* Material for the task
----
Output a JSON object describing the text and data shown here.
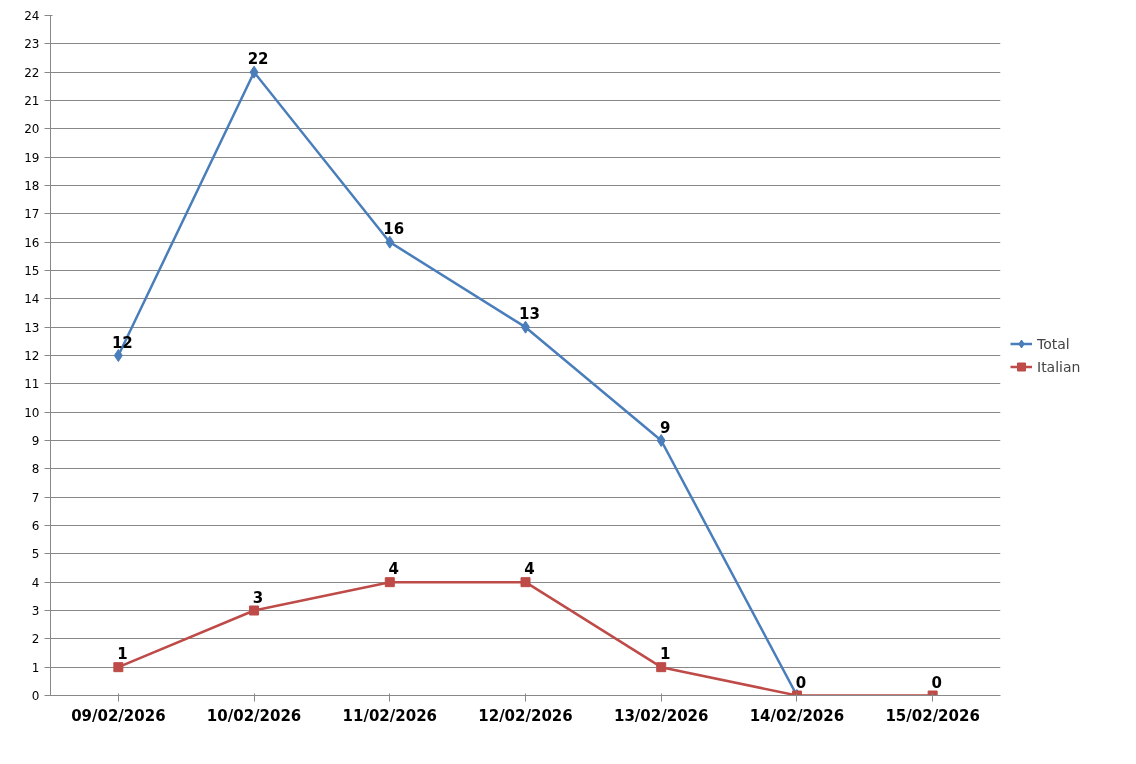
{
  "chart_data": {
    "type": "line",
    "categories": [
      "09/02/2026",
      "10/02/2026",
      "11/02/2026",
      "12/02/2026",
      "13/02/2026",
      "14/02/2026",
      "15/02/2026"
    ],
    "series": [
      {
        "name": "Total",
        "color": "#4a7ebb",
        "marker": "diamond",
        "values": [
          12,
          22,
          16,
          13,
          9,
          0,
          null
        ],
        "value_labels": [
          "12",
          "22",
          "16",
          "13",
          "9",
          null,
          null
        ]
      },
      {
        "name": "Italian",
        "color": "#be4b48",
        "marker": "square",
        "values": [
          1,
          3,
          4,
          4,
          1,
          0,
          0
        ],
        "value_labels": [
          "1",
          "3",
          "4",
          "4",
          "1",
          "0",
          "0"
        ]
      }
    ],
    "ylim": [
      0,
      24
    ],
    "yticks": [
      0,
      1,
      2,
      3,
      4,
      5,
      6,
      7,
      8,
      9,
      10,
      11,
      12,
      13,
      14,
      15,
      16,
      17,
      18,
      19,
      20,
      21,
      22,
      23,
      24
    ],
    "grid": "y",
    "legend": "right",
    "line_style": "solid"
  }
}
----
* What you will do
Copy every line of the data exactly as written, excluding the pictures.

* Task result
Output a JSON object describing the text and data shown here.
{
  "chart_data": {
    "type": "line",
    "categories": [
      "09/02/2026",
      "10/02/2026",
      "11/02/2026",
      "12/02/2026",
      "13/02/2026",
      "14/02/2026",
      "15/02/2026"
    ],
    "series": [
      {
        "name": "Total",
        "color": "#4a7ebb",
        "marker": "diamond",
        "values": [
          12,
          22,
          16,
          13,
          9,
          0,
          null
        ],
        "value_labels": [
          "12",
          "22",
          "16",
          "13",
          "9",
          null,
          null
        ]
      },
      {
        "name": "Italian",
        "color": "#be4b48",
        "marker": "square",
        "values": [
          1,
          3,
          4,
          4,
          1,
          0,
          0
        ],
        "value_labels": [
          "1",
          "3",
          "4",
          "4",
          "1",
          "0",
          "0"
        ]
      }
    ],
    "ylim": [
      0,
      24
    ],
    "yticks": [
      0,
      1,
      2,
      3,
      4,
      5,
      6,
      7,
      8,
      9,
      10,
      11,
      12,
      13,
      14,
      15,
      16,
      17,
      18,
      19,
      20,
      21,
      22,
      23,
      24
    ],
    "grid": "y",
    "legend": "right",
    "line_style": "solid"
  }
}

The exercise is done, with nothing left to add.